- _Source passage_

==========

Monday, April 26, 2004

GETTING OUT WITH DIGNITY

Iraq is George Bush's mess. His failures are not America's failure or our soldiers' failure, not your or my failures. Iraq is the blunder of a poorly educated and stupid man who did a very stupid thing. A man so stupid should never have become president. We have a choice. If America re-elects him and keeps our troopers in Iraq, then the mess becomes America's mess too. But if we kick the bum out and tell the world that we don't support his stupidity, then America is saved from being blamed for Bush's ignorance. Toss Bush out, turn Iraq over to the UN and get out. Let's be right on this one.

==========

- _Information shown_
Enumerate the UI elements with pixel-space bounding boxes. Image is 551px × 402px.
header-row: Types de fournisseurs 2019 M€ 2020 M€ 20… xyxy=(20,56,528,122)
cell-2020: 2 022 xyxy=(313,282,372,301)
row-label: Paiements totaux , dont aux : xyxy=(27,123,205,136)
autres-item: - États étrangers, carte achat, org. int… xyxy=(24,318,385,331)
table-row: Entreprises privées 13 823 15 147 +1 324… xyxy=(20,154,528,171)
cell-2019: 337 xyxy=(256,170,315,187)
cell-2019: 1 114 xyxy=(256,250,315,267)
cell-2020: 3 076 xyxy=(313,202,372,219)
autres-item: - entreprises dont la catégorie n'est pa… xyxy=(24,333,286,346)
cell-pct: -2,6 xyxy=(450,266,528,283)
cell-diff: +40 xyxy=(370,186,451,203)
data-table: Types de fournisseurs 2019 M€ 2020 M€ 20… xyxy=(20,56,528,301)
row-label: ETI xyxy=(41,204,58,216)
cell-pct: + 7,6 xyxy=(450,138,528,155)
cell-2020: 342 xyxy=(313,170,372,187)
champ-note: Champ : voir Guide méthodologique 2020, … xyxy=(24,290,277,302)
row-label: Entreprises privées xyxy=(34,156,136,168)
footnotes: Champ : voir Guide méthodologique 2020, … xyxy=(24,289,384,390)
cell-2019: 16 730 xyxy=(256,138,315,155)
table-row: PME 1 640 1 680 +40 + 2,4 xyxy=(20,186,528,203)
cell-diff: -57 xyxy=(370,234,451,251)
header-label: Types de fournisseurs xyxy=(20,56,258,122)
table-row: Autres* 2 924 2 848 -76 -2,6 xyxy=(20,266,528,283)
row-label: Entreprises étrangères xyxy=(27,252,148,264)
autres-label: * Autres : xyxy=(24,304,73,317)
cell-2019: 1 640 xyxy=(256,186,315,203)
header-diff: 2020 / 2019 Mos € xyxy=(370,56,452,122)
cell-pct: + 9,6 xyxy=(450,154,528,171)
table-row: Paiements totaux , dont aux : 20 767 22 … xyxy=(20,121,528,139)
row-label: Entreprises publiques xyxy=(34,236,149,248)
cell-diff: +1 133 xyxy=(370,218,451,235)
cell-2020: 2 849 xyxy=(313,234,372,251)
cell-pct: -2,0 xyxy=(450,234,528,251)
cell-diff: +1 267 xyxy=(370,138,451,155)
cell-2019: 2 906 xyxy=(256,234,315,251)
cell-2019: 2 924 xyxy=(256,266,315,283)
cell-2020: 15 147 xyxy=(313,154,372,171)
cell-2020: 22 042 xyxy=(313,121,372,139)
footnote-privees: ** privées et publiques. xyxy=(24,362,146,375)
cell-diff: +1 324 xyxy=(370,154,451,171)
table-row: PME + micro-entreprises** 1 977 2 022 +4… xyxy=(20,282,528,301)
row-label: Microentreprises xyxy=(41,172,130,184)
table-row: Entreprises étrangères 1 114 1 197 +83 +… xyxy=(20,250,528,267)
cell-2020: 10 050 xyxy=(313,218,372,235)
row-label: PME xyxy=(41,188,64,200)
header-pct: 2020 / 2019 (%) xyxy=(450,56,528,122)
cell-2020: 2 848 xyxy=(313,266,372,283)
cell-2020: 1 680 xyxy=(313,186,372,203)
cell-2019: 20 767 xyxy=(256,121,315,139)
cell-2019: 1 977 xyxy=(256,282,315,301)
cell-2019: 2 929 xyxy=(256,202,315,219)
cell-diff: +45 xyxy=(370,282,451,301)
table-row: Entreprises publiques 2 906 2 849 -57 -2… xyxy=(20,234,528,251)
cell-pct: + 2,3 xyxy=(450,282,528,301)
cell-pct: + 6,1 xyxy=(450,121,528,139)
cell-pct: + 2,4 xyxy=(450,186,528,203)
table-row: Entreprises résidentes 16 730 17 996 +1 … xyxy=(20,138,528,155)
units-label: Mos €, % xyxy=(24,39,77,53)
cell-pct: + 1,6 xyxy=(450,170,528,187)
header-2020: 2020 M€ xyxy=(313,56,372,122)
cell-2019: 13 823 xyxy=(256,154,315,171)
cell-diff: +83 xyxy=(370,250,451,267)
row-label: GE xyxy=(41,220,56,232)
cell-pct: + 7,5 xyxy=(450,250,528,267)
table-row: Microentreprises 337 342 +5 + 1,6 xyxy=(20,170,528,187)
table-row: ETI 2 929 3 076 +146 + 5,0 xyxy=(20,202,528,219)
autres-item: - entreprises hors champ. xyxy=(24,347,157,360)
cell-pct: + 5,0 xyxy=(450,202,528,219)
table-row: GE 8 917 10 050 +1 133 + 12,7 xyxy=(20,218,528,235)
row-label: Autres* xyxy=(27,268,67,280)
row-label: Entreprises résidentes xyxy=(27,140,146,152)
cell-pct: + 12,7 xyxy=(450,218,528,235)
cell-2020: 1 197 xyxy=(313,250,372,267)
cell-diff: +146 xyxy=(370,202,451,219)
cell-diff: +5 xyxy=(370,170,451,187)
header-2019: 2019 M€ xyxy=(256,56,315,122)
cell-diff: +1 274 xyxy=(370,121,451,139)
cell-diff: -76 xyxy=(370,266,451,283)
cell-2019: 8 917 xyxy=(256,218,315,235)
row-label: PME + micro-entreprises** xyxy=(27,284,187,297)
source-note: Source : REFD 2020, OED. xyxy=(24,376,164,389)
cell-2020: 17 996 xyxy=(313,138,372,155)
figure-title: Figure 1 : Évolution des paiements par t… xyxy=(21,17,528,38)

==========

Translate this sentence from the text on Iraq into Spanish: "If America re-elects him and keeps our troopers in Iraq, then the mess becomes America's mess too."

Si Estados Unidos lo reelige y mantiene a nuestros soldados en Irak, entonces el desastre se convierte también en el desastre de Estados Unidos.